*THE PROBLEM:* Copy verbatim the stretch of the records from their first line through the line containing "- row-stripe: [189, 24, 355, 318]", with that line included.

[Layout dataset records]
▼
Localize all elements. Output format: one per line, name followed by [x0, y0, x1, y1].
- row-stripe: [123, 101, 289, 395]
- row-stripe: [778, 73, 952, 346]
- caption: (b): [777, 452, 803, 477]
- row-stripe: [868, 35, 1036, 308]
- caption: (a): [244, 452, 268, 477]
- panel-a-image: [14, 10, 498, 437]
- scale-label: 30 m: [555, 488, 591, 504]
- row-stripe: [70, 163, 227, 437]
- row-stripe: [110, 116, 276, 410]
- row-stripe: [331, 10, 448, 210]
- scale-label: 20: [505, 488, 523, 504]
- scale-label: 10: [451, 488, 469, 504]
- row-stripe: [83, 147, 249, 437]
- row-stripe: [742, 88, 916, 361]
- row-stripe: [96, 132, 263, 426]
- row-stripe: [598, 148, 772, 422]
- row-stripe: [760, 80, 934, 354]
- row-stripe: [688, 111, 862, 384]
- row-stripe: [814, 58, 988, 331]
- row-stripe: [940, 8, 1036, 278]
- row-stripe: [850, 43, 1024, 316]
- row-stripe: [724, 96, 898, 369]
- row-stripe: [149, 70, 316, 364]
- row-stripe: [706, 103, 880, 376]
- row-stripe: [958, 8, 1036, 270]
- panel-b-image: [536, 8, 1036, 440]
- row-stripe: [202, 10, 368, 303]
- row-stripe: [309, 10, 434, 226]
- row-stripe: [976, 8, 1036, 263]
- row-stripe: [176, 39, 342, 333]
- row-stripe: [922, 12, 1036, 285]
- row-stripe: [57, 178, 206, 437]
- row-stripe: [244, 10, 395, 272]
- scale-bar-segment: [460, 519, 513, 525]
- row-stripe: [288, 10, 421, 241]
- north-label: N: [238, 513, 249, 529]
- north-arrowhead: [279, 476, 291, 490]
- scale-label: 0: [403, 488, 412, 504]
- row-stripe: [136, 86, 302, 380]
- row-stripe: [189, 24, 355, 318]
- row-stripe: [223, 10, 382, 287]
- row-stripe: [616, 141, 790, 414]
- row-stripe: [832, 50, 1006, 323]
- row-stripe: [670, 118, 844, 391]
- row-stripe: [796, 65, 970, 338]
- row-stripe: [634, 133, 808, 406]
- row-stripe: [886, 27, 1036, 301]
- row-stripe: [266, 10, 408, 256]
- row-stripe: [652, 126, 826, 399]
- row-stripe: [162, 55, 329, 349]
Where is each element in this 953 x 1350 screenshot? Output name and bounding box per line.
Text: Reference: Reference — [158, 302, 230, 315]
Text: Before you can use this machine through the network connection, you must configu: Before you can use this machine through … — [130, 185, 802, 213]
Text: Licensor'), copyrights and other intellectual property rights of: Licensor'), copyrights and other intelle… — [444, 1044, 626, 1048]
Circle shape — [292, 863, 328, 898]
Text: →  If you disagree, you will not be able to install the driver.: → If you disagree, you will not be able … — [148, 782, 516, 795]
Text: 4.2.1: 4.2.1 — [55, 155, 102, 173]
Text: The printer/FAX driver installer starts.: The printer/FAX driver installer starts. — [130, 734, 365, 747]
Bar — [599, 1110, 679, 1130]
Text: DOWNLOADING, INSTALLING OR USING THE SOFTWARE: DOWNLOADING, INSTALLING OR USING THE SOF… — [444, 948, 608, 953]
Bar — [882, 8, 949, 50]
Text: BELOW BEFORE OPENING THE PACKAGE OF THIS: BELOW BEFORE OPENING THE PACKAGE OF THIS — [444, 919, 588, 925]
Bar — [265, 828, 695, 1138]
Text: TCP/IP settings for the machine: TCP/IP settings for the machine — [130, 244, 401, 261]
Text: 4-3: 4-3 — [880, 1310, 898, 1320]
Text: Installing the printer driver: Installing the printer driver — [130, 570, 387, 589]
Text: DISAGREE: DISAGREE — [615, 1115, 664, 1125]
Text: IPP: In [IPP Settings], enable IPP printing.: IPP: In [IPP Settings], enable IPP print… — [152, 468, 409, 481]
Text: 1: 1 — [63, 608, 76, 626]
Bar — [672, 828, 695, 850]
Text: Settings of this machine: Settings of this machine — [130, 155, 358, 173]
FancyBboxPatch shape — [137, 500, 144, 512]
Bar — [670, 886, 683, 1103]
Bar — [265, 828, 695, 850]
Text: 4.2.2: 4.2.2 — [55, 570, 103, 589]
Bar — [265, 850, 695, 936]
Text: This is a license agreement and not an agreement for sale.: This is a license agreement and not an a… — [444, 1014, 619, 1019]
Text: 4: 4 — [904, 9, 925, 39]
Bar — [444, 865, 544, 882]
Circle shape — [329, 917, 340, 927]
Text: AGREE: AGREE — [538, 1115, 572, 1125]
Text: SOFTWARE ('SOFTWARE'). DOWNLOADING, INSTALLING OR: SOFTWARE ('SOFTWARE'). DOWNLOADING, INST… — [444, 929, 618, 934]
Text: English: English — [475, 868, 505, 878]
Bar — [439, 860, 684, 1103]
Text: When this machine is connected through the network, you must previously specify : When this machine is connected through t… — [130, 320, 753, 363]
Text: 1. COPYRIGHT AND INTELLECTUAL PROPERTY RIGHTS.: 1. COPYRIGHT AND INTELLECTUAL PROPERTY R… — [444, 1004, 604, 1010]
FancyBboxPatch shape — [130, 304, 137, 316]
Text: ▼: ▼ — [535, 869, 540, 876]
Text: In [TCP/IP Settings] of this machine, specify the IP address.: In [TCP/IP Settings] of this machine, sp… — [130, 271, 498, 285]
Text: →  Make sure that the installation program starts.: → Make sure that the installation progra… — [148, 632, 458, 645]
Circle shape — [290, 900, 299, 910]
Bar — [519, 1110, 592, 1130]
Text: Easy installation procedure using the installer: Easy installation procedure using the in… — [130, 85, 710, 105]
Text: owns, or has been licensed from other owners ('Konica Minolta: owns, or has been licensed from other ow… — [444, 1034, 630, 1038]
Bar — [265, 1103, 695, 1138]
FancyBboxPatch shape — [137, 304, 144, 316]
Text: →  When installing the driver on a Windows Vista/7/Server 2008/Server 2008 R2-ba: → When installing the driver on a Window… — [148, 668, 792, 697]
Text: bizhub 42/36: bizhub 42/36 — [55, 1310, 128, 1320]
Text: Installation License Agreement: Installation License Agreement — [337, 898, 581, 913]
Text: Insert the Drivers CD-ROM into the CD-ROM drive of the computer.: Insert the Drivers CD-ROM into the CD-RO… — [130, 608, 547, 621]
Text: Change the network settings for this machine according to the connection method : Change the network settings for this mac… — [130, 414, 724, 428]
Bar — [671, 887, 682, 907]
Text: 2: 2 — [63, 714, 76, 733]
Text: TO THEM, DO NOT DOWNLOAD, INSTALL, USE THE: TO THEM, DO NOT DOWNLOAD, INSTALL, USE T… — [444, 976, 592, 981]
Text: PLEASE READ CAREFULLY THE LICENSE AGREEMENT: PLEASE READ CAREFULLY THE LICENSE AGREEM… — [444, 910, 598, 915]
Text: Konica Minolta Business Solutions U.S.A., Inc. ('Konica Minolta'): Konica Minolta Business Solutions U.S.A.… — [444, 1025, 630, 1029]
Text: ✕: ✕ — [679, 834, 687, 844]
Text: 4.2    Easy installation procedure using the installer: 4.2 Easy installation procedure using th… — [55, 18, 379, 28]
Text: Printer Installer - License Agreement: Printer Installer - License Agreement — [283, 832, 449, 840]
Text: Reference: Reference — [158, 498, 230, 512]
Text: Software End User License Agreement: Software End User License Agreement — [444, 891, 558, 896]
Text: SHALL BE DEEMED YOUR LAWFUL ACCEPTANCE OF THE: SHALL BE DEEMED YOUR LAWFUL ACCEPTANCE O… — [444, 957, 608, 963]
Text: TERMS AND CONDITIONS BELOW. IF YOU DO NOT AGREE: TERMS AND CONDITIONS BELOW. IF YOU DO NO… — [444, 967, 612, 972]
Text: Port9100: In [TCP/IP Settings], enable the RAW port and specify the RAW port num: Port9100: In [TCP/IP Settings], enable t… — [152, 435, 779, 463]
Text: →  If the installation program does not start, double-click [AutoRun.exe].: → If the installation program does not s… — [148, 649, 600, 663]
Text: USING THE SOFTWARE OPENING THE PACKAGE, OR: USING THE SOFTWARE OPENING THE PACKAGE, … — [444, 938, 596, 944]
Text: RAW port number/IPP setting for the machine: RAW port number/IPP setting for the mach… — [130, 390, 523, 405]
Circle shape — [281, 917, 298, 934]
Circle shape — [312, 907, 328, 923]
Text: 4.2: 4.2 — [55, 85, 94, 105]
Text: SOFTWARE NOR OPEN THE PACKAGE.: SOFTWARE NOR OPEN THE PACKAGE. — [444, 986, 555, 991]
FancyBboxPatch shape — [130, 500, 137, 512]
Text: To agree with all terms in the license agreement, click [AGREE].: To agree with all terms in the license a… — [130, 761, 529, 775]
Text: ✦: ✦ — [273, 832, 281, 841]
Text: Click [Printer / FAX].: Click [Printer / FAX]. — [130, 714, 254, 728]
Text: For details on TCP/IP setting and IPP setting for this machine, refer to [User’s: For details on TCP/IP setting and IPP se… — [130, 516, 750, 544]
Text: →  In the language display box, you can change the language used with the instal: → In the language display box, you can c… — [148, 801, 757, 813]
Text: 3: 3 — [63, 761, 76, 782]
▲
*EXPECTED ANSWER:*
Localize all elements. Output format: one per line, name followed by [x0, y0, x1, y1].
- row-stripe: [123, 101, 289, 395]
- row-stripe: [778, 73, 952, 346]
- caption: (b): [777, 452, 803, 477]
- row-stripe: [868, 35, 1036, 308]
- caption: (a): [244, 452, 268, 477]
- panel-a-image: [14, 10, 498, 437]
- scale-label: 30 m: [555, 488, 591, 504]
- row-stripe: [70, 163, 227, 437]
- row-stripe: [110, 116, 276, 410]
- row-stripe: [331, 10, 448, 210]
- scale-label: 20: [505, 488, 523, 504]
- scale-label: 10: [451, 488, 469, 504]
- row-stripe: [83, 147, 249, 437]
- row-stripe: [742, 88, 916, 361]
- row-stripe: [96, 132, 263, 426]
- row-stripe: [598, 148, 772, 422]
- row-stripe: [760, 80, 934, 354]
- row-stripe: [688, 111, 862, 384]
- row-stripe: [814, 58, 988, 331]
- row-stripe: [940, 8, 1036, 278]
- row-stripe: [850, 43, 1024, 316]
- row-stripe: [724, 96, 898, 369]
- row-stripe: [149, 70, 316, 364]
- row-stripe: [706, 103, 880, 376]
- row-stripe: [958, 8, 1036, 270]
- panel-b-image: [536, 8, 1036, 440]
- row-stripe: [202, 10, 368, 303]
- row-stripe: [309, 10, 434, 226]
- row-stripe: [976, 8, 1036, 263]
- row-stripe: [176, 39, 342, 333]
- row-stripe: [922, 12, 1036, 285]
- row-stripe: [57, 178, 206, 437]
- row-stripe: [244, 10, 395, 272]
- scale-bar-segment: [460, 519, 513, 525]
- row-stripe: [288, 10, 421, 241]
- north-label: N: [238, 513, 249, 529]
- north-arrowhead: [279, 476, 291, 490]
- scale-label: 0: [403, 488, 412, 504]
- row-stripe: [136, 86, 302, 380]
- row-stripe: [189, 24, 355, 318]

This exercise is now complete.